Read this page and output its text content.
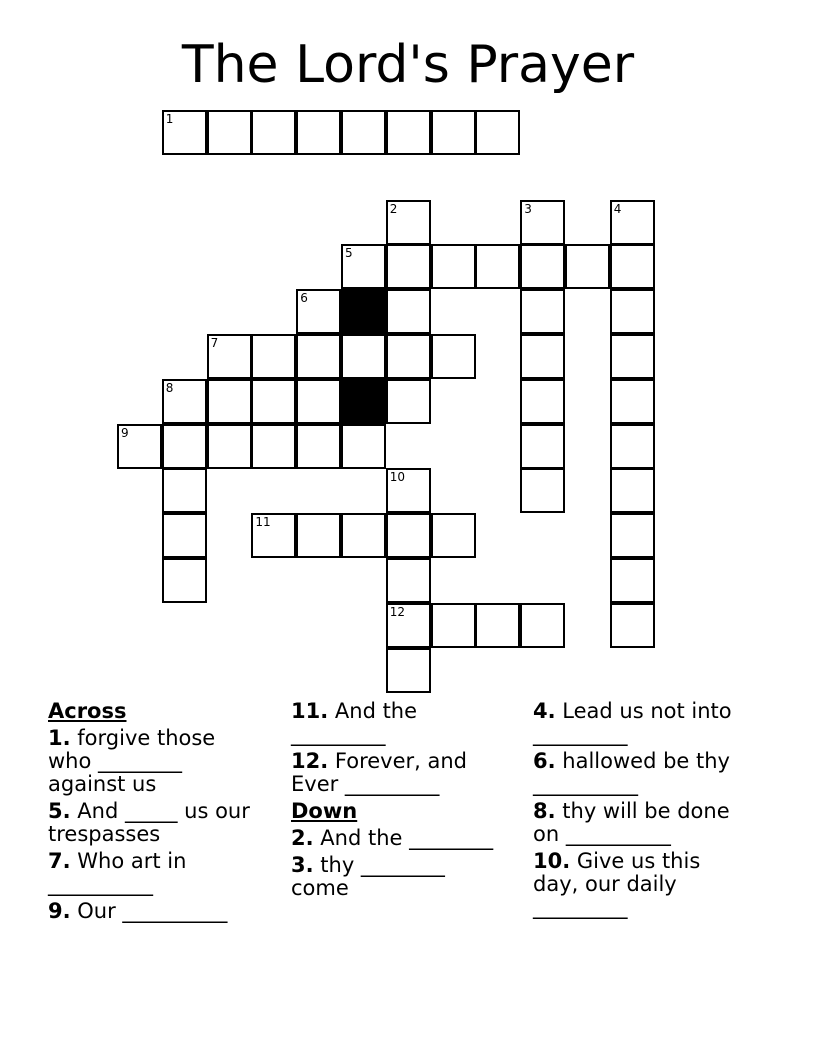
The Lord's Prayer
1
2	3	4
5
6
7
8
9
10
11
12
Across
1. forgive those who ________ against us
5. And _____ us our trespasses
7. Who art in __________
9. Our __________
11. And the _________
12. Forever, and Ever _________
Down
2. And the ________
3. thy ________ come
4. Lead us not into _________
6. hallowed be thy __________
8. thy will be done on __________
10. Give us this day, our daily _________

──────────────────────────────

WHAT IS EXPECTED →
Keep the pictures out and write out the records exactly.

WRITTEN ANSWER →
Read this page and output its text content.
The Lord's Prayer
1
2	3	4
5
6
7
8
9
10
11
12
Across
1. forgive those who ________ against us
5. And _____ us our trespasses
7. Who art in __________
9. Our __________
11. And the _________
12. Forever, and Ever _________
Down
2. And the ________
3. thy ________ come
4. Lead us not into _________
6. hallowed be thy __________
8. thy will be done on __________
10. Give us this day, our daily _________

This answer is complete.